What you will do: Repeat each entry in full, exactly.

Collection entries:
----

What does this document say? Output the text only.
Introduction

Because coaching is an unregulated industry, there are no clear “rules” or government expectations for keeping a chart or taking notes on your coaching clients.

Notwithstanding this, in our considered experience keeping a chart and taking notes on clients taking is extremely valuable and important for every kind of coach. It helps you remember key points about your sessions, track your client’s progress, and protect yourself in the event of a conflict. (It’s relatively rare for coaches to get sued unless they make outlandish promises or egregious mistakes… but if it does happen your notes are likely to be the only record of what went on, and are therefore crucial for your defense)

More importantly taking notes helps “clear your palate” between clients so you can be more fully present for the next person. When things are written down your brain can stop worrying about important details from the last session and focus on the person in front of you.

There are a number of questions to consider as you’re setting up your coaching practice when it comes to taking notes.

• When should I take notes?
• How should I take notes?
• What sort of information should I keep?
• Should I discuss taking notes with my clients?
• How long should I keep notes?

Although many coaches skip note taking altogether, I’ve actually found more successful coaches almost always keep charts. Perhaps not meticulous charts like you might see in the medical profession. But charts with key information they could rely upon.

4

----

Written solution:
What does this document say? Output the text only.
Introduction

Because coaching is an unregulated industry, there are no clear “rules” or government expectations for keeping a chart or taking notes on your coaching clients.

Notwithstanding this, in our considered experience keeping a chart and taking notes on clients taking is extremely valuable and important for every kind of coach. It helps you remember key points about your sessions, track your client’s progress, and protect yourself in the event of a conflict. (It’s relatively rare for coaches to get sued unless they make outlandish promises or egregious mistakes… but if it does happen your notes are likely to be the only record of what went on, and are therefore crucial for your defense)

More importantly taking notes helps “clear your palate” between clients so you can be more fully present for the next person. When things are written down your brain can stop worrying about important details from the last session and focus on the person in front of you.

There are a number of questions to consider as you’re setting up your coaching practice when it comes to taking notes.

• When should I take notes?
• How should I take notes?
• What sort of information should I keep?
• Should I discuss taking notes with my clients?
• How long should I keep notes?

Although many coaches skip note taking altogether, I’ve actually found more successful coaches almost always keep charts. Perhaps not meticulous charts like you might see in the medical profession. But charts with key information they could rely upon.

4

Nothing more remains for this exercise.